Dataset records
• • •

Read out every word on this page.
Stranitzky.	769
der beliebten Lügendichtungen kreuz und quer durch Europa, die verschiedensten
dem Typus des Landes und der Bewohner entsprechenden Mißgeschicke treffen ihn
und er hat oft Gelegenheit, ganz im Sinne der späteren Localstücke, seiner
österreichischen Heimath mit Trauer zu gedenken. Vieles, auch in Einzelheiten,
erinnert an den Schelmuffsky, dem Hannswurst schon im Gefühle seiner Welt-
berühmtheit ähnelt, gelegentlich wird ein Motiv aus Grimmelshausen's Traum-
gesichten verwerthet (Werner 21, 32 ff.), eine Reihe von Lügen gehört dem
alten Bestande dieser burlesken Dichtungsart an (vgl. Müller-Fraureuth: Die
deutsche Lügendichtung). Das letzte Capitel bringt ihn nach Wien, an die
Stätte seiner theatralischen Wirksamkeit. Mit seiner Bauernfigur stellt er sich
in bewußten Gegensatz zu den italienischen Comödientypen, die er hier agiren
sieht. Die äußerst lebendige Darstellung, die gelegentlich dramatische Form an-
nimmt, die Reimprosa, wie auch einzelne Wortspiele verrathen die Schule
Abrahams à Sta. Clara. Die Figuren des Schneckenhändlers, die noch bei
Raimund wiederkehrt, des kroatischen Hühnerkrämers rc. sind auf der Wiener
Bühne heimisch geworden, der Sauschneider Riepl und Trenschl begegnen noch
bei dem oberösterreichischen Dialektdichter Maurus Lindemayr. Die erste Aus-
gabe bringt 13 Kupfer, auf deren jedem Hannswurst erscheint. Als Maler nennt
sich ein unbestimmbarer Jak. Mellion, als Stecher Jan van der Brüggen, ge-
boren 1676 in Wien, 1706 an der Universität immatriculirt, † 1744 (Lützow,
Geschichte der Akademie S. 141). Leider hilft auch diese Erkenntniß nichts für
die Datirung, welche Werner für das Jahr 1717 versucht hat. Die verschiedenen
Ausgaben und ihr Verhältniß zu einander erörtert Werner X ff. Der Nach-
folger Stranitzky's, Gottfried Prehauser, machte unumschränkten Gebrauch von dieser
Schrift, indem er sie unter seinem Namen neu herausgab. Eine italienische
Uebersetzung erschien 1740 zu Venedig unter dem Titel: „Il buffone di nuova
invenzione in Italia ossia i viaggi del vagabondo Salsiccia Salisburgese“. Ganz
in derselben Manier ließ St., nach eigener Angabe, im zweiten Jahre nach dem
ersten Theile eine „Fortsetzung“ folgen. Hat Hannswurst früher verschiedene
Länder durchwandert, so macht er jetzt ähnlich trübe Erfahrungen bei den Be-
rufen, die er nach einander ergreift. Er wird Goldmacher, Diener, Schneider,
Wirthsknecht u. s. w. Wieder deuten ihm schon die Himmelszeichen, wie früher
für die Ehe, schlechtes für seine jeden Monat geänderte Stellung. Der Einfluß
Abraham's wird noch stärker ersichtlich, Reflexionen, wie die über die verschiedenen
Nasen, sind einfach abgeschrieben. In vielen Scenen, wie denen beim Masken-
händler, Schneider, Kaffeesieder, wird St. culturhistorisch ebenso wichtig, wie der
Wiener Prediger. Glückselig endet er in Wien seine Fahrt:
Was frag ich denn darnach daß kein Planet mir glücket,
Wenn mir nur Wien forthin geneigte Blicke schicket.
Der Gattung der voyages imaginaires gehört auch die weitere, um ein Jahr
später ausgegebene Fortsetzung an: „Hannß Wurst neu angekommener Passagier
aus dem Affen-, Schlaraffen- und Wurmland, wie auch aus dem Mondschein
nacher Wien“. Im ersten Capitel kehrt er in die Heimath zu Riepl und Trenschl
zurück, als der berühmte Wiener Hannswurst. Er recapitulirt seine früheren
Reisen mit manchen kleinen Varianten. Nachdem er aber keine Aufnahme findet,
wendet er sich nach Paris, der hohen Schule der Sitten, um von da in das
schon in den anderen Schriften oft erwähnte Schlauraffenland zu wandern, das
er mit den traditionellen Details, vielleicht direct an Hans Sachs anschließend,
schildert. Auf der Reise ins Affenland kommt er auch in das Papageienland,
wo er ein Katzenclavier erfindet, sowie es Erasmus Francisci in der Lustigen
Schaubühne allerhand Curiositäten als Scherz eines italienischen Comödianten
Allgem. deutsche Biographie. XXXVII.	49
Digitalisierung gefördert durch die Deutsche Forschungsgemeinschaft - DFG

• • •

TASK
Show each line in the entries that holds the string "Stranitzky".

RESULT
Stranitzky.	769
folger Stranitzky's, Gottfried Prehauser, machte unumschränkten Gebrauch von dieser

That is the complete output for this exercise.